DATASET RECORDS start
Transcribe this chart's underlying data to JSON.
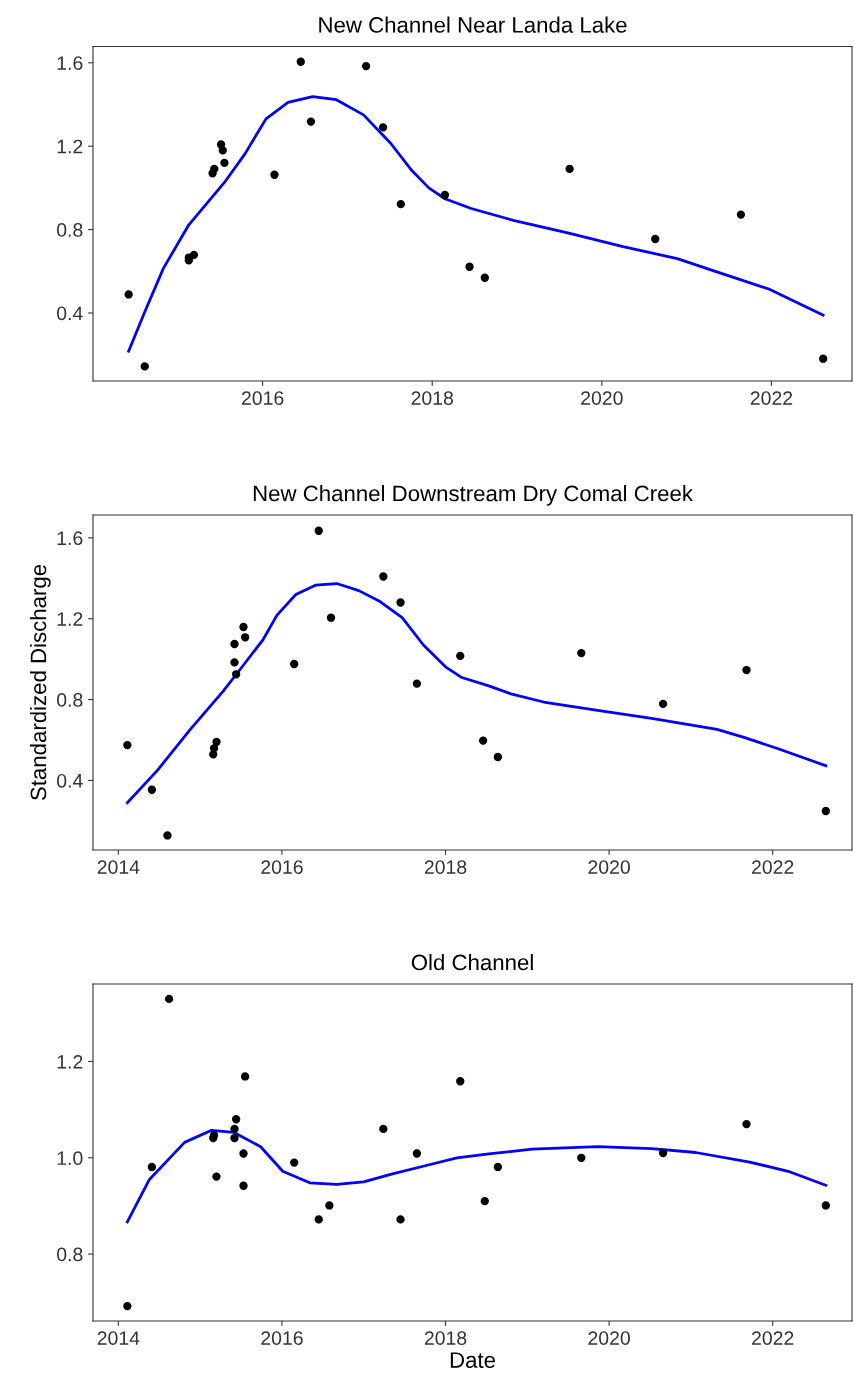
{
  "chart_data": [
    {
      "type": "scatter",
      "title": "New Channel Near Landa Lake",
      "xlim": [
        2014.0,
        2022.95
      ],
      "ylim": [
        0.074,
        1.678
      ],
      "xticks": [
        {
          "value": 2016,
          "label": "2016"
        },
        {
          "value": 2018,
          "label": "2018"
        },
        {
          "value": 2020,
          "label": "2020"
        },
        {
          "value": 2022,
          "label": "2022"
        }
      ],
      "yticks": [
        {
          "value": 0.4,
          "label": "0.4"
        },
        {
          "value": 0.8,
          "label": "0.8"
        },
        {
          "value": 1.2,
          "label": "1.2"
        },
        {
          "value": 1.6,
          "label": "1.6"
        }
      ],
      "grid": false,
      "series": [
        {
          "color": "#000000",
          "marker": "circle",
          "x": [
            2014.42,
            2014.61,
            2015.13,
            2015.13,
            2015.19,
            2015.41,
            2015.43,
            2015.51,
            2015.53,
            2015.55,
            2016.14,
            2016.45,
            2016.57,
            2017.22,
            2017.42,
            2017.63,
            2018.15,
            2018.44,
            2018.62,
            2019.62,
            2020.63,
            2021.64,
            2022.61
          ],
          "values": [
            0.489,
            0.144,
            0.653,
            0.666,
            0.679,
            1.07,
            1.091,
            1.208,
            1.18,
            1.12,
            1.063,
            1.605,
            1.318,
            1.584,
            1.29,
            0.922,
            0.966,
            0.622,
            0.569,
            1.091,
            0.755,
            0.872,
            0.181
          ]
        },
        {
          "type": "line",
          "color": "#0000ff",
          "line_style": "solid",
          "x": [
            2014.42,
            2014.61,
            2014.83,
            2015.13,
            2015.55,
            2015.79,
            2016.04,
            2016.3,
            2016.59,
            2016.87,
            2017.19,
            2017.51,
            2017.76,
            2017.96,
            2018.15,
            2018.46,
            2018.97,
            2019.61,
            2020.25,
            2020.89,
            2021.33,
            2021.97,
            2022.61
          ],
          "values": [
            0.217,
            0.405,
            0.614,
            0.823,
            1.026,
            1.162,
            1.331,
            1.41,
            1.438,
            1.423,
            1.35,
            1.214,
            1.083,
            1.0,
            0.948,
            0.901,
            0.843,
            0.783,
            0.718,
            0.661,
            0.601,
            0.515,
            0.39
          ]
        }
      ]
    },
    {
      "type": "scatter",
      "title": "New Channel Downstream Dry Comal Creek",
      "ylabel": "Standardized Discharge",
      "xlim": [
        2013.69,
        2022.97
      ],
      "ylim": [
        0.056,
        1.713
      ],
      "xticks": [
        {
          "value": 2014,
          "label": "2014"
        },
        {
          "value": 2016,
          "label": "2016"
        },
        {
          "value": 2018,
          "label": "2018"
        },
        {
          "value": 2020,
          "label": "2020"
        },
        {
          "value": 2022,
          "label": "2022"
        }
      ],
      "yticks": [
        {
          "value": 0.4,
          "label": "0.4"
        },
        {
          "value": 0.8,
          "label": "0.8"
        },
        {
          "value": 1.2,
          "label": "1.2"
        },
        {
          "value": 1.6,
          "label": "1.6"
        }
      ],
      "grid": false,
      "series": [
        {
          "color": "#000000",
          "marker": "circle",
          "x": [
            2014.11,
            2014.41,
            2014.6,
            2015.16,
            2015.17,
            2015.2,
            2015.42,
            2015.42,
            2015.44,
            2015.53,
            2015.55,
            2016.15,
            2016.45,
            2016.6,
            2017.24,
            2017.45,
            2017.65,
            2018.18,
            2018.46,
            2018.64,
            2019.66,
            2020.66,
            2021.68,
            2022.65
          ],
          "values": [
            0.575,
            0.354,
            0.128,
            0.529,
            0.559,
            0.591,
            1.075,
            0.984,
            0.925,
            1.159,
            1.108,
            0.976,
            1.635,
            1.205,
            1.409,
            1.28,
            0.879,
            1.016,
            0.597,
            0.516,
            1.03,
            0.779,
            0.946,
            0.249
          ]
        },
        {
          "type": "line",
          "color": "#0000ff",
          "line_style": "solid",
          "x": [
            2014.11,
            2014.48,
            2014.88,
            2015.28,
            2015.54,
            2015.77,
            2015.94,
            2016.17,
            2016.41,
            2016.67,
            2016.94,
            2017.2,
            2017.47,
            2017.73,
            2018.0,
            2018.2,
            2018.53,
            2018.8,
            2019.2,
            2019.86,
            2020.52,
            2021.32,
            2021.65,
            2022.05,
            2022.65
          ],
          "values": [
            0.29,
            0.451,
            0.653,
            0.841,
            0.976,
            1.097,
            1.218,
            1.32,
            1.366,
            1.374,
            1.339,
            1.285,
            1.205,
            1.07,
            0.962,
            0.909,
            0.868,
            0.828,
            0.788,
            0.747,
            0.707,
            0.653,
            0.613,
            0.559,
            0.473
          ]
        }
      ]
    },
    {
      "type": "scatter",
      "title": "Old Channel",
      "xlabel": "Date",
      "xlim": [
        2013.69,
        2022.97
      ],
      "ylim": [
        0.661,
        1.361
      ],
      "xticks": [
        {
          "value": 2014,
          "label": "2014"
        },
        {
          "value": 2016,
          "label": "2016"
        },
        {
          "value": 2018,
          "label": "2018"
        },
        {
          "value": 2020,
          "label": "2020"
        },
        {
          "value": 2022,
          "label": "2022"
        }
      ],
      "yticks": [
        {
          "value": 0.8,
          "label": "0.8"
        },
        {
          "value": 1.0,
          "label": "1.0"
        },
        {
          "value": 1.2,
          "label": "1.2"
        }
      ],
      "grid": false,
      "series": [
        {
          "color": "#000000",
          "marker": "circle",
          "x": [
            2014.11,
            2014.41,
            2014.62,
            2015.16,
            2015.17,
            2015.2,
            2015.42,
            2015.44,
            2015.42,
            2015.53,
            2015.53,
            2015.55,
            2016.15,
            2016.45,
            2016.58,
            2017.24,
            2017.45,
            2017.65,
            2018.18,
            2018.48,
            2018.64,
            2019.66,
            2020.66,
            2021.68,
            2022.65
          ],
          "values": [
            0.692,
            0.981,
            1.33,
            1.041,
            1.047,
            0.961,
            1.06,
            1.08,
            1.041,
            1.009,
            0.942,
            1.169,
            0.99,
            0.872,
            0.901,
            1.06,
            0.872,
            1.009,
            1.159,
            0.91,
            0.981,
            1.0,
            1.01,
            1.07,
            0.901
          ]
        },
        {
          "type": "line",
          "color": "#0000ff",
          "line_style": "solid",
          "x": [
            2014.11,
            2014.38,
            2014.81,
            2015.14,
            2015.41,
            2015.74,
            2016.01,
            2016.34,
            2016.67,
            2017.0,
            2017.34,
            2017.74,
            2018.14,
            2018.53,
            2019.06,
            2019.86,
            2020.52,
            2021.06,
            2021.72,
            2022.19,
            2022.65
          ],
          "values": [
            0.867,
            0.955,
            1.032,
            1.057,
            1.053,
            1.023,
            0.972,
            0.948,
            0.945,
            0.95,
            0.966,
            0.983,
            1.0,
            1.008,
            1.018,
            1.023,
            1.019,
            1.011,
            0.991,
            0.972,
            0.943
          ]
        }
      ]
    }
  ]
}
DATASET RECORDS end
• INSTRUCTIONS FOR THE TASK
Extract all the entries word for word; omit any pictures.

• FINAL ANSWER
Transcribe this chart's underlying data to JSON.
{
  "chart_data": [
    {
      "type": "scatter",
      "title": "New Channel Near Landa Lake",
      "xlim": [
        2014.0,
        2022.95
      ],
      "ylim": [
        0.074,
        1.678
      ],
      "xticks": [
        {
          "value": 2016,
          "label": "2016"
        },
        {
          "value": 2018,
          "label": "2018"
        },
        {
          "value": 2020,
          "label": "2020"
        },
        {
          "value": 2022,
          "label": "2022"
        }
      ],
      "yticks": [
        {
          "value": 0.4,
          "label": "0.4"
        },
        {
          "value": 0.8,
          "label": "0.8"
        },
        {
          "value": 1.2,
          "label": "1.2"
        },
        {
          "value": 1.6,
          "label": "1.6"
        }
      ],
      "grid": false,
      "series": [
        {
          "color": "#000000",
          "marker": "circle",
          "x": [
            2014.42,
            2014.61,
            2015.13,
            2015.13,
            2015.19,
            2015.41,
            2015.43,
            2015.51,
            2015.53,
            2015.55,
            2016.14,
            2016.45,
            2016.57,
            2017.22,
            2017.42,
            2017.63,
            2018.15,
            2018.44,
            2018.62,
            2019.62,
            2020.63,
            2021.64,
            2022.61
          ],
          "values": [
            0.489,
            0.144,
            0.653,
            0.666,
            0.679,
            1.07,
            1.091,
            1.208,
            1.18,
            1.12,
            1.063,
            1.605,
            1.318,
            1.584,
            1.29,
            0.922,
            0.966,
            0.622,
            0.569,
            1.091,
            0.755,
            0.872,
            0.181
          ]
        },
        {
          "type": "line",
          "color": "#0000ff",
          "line_style": "solid",
          "x": [
            2014.42,
            2014.61,
            2014.83,
            2015.13,
            2015.55,
            2015.79,
            2016.04,
            2016.3,
            2016.59,
            2016.87,
            2017.19,
            2017.51,
            2017.76,
            2017.96,
            2018.15,
            2018.46,
            2018.97,
            2019.61,
            2020.25,
            2020.89,
            2021.33,
            2021.97,
            2022.61
          ],
          "values": [
            0.217,
            0.405,
            0.614,
            0.823,
            1.026,
            1.162,
            1.331,
            1.41,
            1.438,
            1.423,
            1.35,
            1.214,
            1.083,
            1.0,
            0.948,
            0.901,
            0.843,
            0.783,
            0.718,
            0.661,
            0.601,
            0.515,
            0.39
          ]
        }
      ]
    },
    {
      "type": "scatter",
      "title": "New Channel Downstream Dry Comal Creek",
      "ylabel": "Standardized Discharge",
      "xlim": [
        2013.69,
        2022.97
      ],
      "ylim": [
        0.056,
        1.713
      ],
      "xticks": [
        {
          "value": 2014,
          "label": "2014"
        },
        {
          "value": 2016,
          "label": "2016"
        },
        {
          "value": 2018,
          "label": "2018"
        },
        {
          "value": 2020,
          "label": "2020"
        },
        {
          "value": 2022,
          "label": "2022"
        }
      ],
      "yticks": [
        {
          "value": 0.4,
          "label": "0.4"
        },
        {
          "value": 0.8,
          "label": "0.8"
        },
        {
          "value": 1.2,
          "label": "1.2"
        },
        {
          "value": 1.6,
          "label": "1.6"
        }
      ],
      "grid": false,
      "series": [
        {
          "color": "#000000",
          "marker": "circle",
          "x": [
            2014.11,
            2014.41,
            2014.6,
            2015.16,
            2015.17,
            2015.2,
            2015.42,
            2015.42,
            2015.44,
            2015.53,
            2015.55,
            2016.15,
            2016.45,
            2016.6,
            2017.24,
            2017.45,
            2017.65,
            2018.18,
            2018.46,
            2018.64,
            2019.66,
            2020.66,
            2021.68,
            2022.65
          ],
          "values": [
            0.575,
            0.354,
            0.128,
            0.529,
            0.559,
            0.591,
            1.075,
            0.984,
            0.925,
            1.159,
            1.108,
            0.976,
            1.635,
            1.205,
            1.409,
            1.28,
            0.879,
            1.016,
            0.597,
            0.516,
            1.03,
            0.779,
            0.946,
            0.249
          ]
        },
        {
          "type": "line",
          "color": "#0000ff",
          "line_style": "solid",
          "x": [
            2014.11,
            2014.48,
            2014.88,
            2015.28,
            2015.54,
            2015.77,
            2015.94,
            2016.17,
            2016.41,
            2016.67,
            2016.94,
            2017.2,
            2017.47,
            2017.73,
            2018.0,
            2018.2,
            2018.53,
            2018.8,
            2019.2,
            2019.86,
            2020.52,
            2021.32,
            2021.65,
            2022.05,
            2022.65
          ],
          "values": [
            0.29,
            0.451,
            0.653,
            0.841,
            0.976,
            1.097,
            1.218,
            1.32,
            1.366,
            1.374,
            1.339,
            1.285,
            1.205,
            1.07,
            0.962,
            0.909,
            0.868,
            0.828,
            0.788,
            0.747,
            0.707,
            0.653,
            0.613,
            0.559,
            0.473
          ]
        }
      ]
    },
    {
      "type": "scatter",
      "title": "Old Channel",
      "xlabel": "Date",
      "xlim": [
        2013.69,
        2022.97
      ],
      "ylim": [
        0.661,
        1.361
      ],
      "xticks": [
        {
          "value": 2014,
          "label": "2014"
        },
        {
          "value": 2016,
          "label": "2016"
        },
        {
          "value": 2018,
          "label": "2018"
        },
        {
          "value": 2020,
          "label": "2020"
        },
        {
          "value": 2022,
          "label": "2022"
        }
      ],
      "yticks": [
        {
          "value": 0.8,
          "label": "0.8"
        },
        {
          "value": 1.0,
          "label": "1.0"
        },
        {
          "value": 1.2,
          "label": "1.2"
        }
      ],
      "grid": false,
      "series": [
        {
          "color": "#000000",
          "marker": "circle",
          "x": [
            2014.11,
            2014.41,
            2014.62,
            2015.16,
            2015.17,
            2015.2,
            2015.42,
            2015.44,
            2015.42,
            2015.53,
            2015.53,
            2015.55,
            2016.15,
            2016.45,
            2016.58,
            2017.24,
            2017.45,
            2017.65,
            2018.18,
            2018.48,
            2018.64,
            2019.66,
            2020.66,
            2021.68,
            2022.65
          ],
          "values": [
            0.692,
            0.981,
            1.33,
            1.041,
            1.047,
            0.961,
            1.06,
            1.08,
            1.041,
            1.009,
            0.942,
            1.169,
            0.99,
            0.872,
            0.901,
            1.06,
            0.872,
            1.009,
            1.159,
            0.91,
            0.981,
            1.0,
            1.01,
            1.07,
            0.901
          ]
        },
        {
          "type": "line",
          "color": "#0000ff",
          "line_style": "solid",
          "x": [
            2014.11,
            2014.38,
            2014.81,
            2015.14,
            2015.41,
            2015.74,
            2016.01,
            2016.34,
            2016.67,
            2017.0,
            2017.34,
            2017.74,
            2018.14,
            2018.53,
            2019.06,
            2019.86,
            2020.52,
            2021.06,
            2021.72,
            2022.19,
            2022.65
          ],
          "values": [
            0.867,
            0.955,
            1.032,
            1.057,
            1.053,
            1.023,
            0.972,
            0.948,
            0.945,
            0.95,
            0.966,
            0.983,
            1.0,
            1.008,
            1.018,
            1.023,
            1.019,
            1.011,
            0.991,
            0.972,
            0.943
          ]
        }
      ]
    }
  ]
}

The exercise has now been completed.